═════ SUPPLIED RECORDS

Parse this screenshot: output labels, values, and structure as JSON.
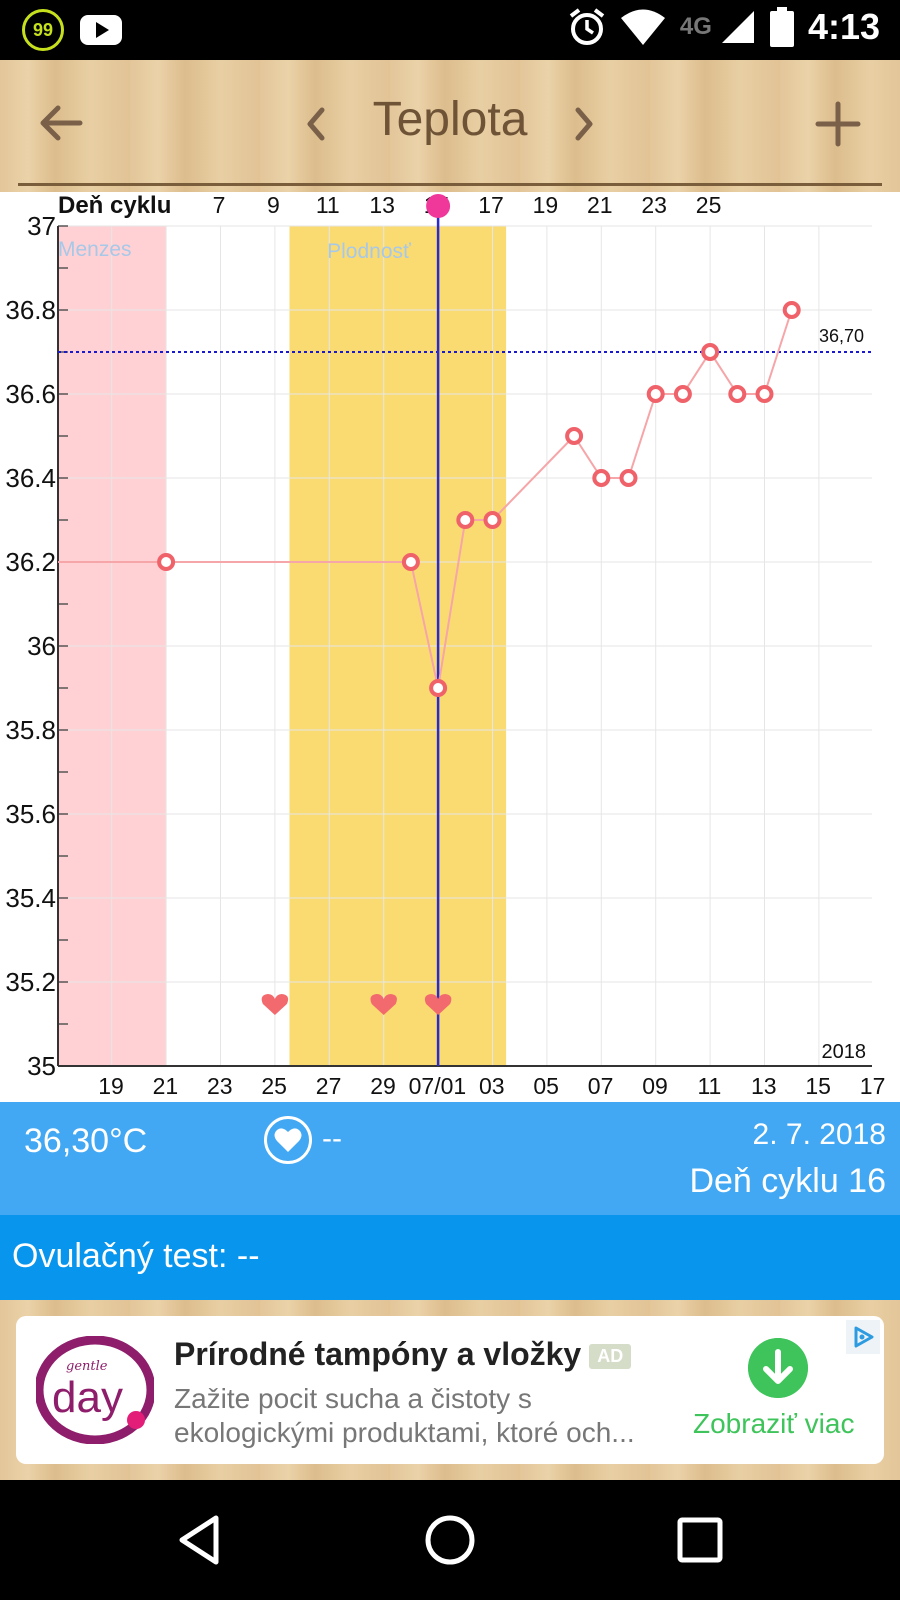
{
  "status_bar": {
    "notification_badge": "99",
    "network": "4G",
    "time": "4:13",
    "icons": [
      "badge-icon",
      "youtube-icon",
      "alarm-icon",
      "wifi-icon",
      "signal-icon",
      "battery-icon"
    ]
  },
  "toolbar": {
    "title": "Teplota",
    "back_icon": "arrow-back-icon",
    "prev_icon": "chevron-left-icon",
    "next_icon": "chevron-right-icon",
    "add_icon": "plus-icon"
  },
  "chart_data": {
    "type": "line",
    "xlabel": "",
    "ylabel": "",
    "top_axis_label": "Deň cyklu",
    "top_axis_ticks": [
      "7",
      "9",
      "11",
      "13",
      "15",
      "17",
      "19",
      "21",
      "23",
      "25"
    ],
    "x_dates": [
      "2018-06-17",
      "2018-06-18",
      "2018-06-19",
      "2018-06-20",
      "2018-06-21",
      "2018-06-22",
      "2018-06-23",
      "2018-06-24",
      "2018-06-25",
      "2018-06-26",
      "2018-06-27",
      "2018-06-28",
      "2018-06-29",
      "2018-06-30",
      "2018-07-01",
      "2018-07-02",
      "2018-07-03",
      "2018-07-04",
      "2018-07-05",
      "2018-07-06",
      "2018-07-07",
      "2018-07-08",
      "2018-07-09",
      "2018-07-10",
      "2018-07-11",
      "2018-07-12",
      "2018-07-13",
      "2018-07-14",
      "2018-07-15",
      "2018-07-16",
      "2018-07-17"
    ],
    "bottom_axis_ticks": [
      "19",
      "21",
      "23",
      "25",
      "27",
      "29",
      "07/01",
      "03",
      "05",
      "07",
      "09",
      "11",
      "13",
      "15",
      "17"
    ],
    "ylim": [
      35,
      37
    ],
    "y_ticks": [
      "35",
      "35.2",
      "35.4",
      "35.6",
      "35.8",
      "36",
      "36.2",
      "36.4",
      "36.6",
      "36.8",
      "37"
    ],
    "series": [
      {
        "points": [
          {
            "x": "2018-06-17",
            "y": 36.2,
            "marker": false
          },
          {
            "x": "2018-06-20",
            "y": 36.2
          },
          {
            "x": "2018-06-29",
            "y": 36.2
          },
          {
            "x": "2018-06-30",
            "y": 35.9
          },
          {
            "x": "2018-07-01",
            "y": 36.3
          },
          {
            "x": "2018-07-02",
            "y": 36.3
          },
          {
            "x": "2018-07-05",
            "y": 36.5
          },
          {
            "x": "2018-07-06",
            "y": 36.4
          },
          {
            "x": "2018-07-07",
            "y": 36.4
          },
          {
            "x": "2018-07-08",
            "y": 36.6
          },
          {
            "x": "2018-07-09",
            "y": 36.6
          },
          {
            "x": "2018-07-10",
            "y": 36.7
          },
          {
            "x": "2018-07-11",
            "y": 36.6
          },
          {
            "x": "2018-07-12",
            "y": 36.6
          },
          {
            "x": "2018-07-13",
            "y": 36.8
          }
        ],
        "color": "#f0626a"
      }
    ],
    "coverline": {
      "value": 36.7,
      "label": "36,70",
      "color": "#1a1acc"
    },
    "bands": [
      {
        "label": "Menzes",
        "from": "2018-06-17",
        "to": "2018-06-20",
        "color": "#ffd1d4",
        "label_color": "#a7c8e8"
      },
      {
        "label": "Plodnosť",
        "from": "2018-06-25",
        "to": "2018-07-02",
        "color": "#fadb72",
        "label_color": "#a7c8e8"
      }
    ],
    "selected": {
      "x": "2018-06-30",
      "color": "#2a2ad0"
    },
    "hearts": [
      "2018-06-24",
      "2018-06-28",
      "2018-06-30"
    ],
    "year_label": "2018",
    "grid": true,
    "legend": "none"
  },
  "info": {
    "temperature": "36,30°C",
    "heart_value": "--",
    "date": "2. 7. 2018",
    "cycle_day": "Deň cyklu 16"
  },
  "ovulation": {
    "label": "Ovulačný test:",
    "value": "--"
  },
  "ad": {
    "title": "Prírodné tampóny a vložky",
    "badge": "AD",
    "description": "Zažite pocit sucha a čistoty s ekologickými produktami, ktoré och...",
    "cta": "Zobraziť viac",
    "logo_word": "day",
    "logo_small": "gentle"
  },
  "nav": {
    "back_icon": "nav-back-icon",
    "home_icon": "nav-home-icon",
    "recents_icon": "nav-recents-icon"
  }
}
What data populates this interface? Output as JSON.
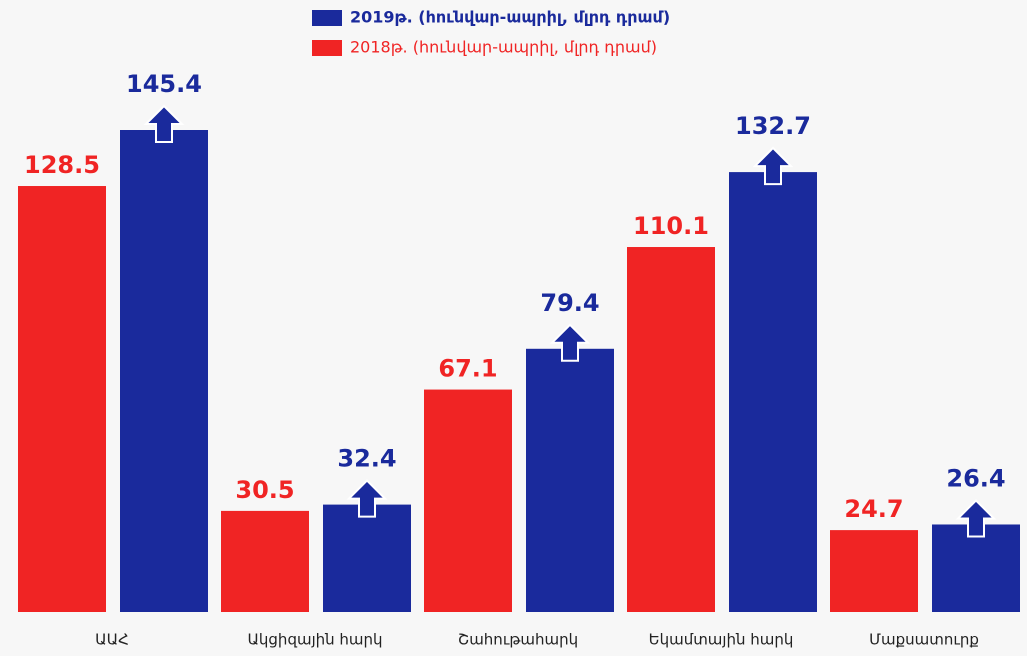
{
  "chart_data": {
    "type": "bar",
    "categories": [
      "ԱԱՀ",
      "Ակցիզային հարկ",
      "Շահութահարկ",
      "Եկամտային հարկ",
      "Մաքսատուրք"
    ],
    "series": [
      {
        "name": "2018թ. (հունվար-ապրիլ, մլրդ դրամ)",
        "color": "#f02424",
        "values": [
          128.5,
          30.5,
          67.1,
          110.1,
          24.7
        ]
      },
      {
        "name": "2019թ. (հունվար-ապրիլ, մլրդ դրամ)",
        "color": "#1a2a9c",
        "values": [
          145.4,
          32.4,
          79.4,
          132.7,
          26.4
        ]
      }
    ]
  }
}
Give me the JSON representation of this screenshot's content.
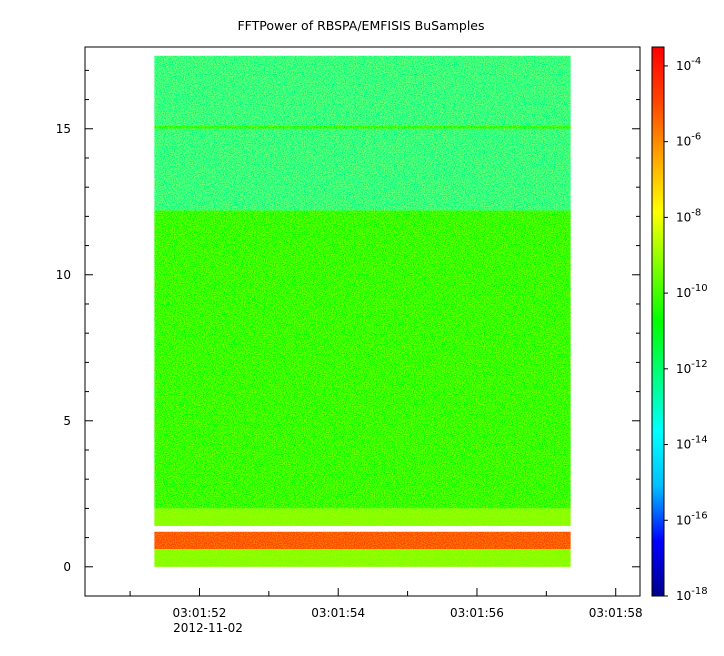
{
  "chart_data": {
    "type": "heatmap",
    "title": "FFTPower of RBSPA/EMFISIS  BuSamples",
    "xlabel": "",
    "ylabel": "",
    "x_ticks": [
      "03:01:52",
      "03:01:54",
      "03:01:56",
      "03:01:58"
    ],
    "x_tick_seconds": [
      52,
      54,
      56,
      58
    ],
    "x_minor_seconds": [
      51,
      53,
      55,
      57
    ],
    "x_date_label": "2012-11-02",
    "xlim_seconds": [
      50.35,
      58.35
    ],
    "x_data_range_seconds": [
      51.35,
      57.35
    ],
    "y_ticks": [
      0,
      5,
      10,
      15
    ],
    "ylim": [
      -1.0,
      17.8
    ],
    "y_data_range": [
      0,
      17.5
    ],
    "colorbar": {
      "scale": "log",
      "min_exp": -18,
      "max_exp": -3.5,
      "ticks": [
        {
          "base": "10",
          "exp": "-4",
          "value": -4
        },
        {
          "base": "10",
          "exp": "-6",
          "value": -6
        },
        {
          "base": "10",
          "exp": "-8",
          "value": -8
        },
        {
          "base": "10",
          "exp": "-10",
          "value": -10
        },
        {
          "base": "10",
          "exp": "-12",
          "value": -12
        },
        {
          "base": "10",
          "exp": "-14",
          "value": -14
        },
        {
          "base": "10",
          "exp": "-16",
          "value": -16
        },
        {
          "base": "10",
          "exp": "-18",
          "value": -18
        }
      ],
      "colors": [
        "#00008b",
        "#0000ff",
        "#00bfff",
        "#00ffff",
        "#00ff7f",
        "#00ff00",
        "#7fff00",
        "#ffff00",
        "#ffa500",
        "#ff4500",
        "#ff0000"
      ]
    },
    "bands": [
      {
        "y_from": 12.2,
        "y_to": 17.5,
        "log_power": -12.4
      },
      {
        "y_from": 2.0,
        "y_to": 12.2,
        "log_power": -10.5
      },
      {
        "y_from": 1.4,
        "y_to": 2.0,
        "log_power": -9.5
      },
      {
        "y_from": 0.6,
        "y_to": 1.2,
        "log_power": -5.5
      },
      {
        "y_from": 0.0,
        "y_to": 0.6,
        "log_power": -8.7
      }
    ],
    "lines": [
      {
        "y": 15.05,
        "log_power": -10.2
      }
    ]
  }
}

══════════

* [INSTRUCTION] Establish how many lines of the material above hold the word "հունվար". Nothing but the count should be returned.

* [THE ANSWER] 2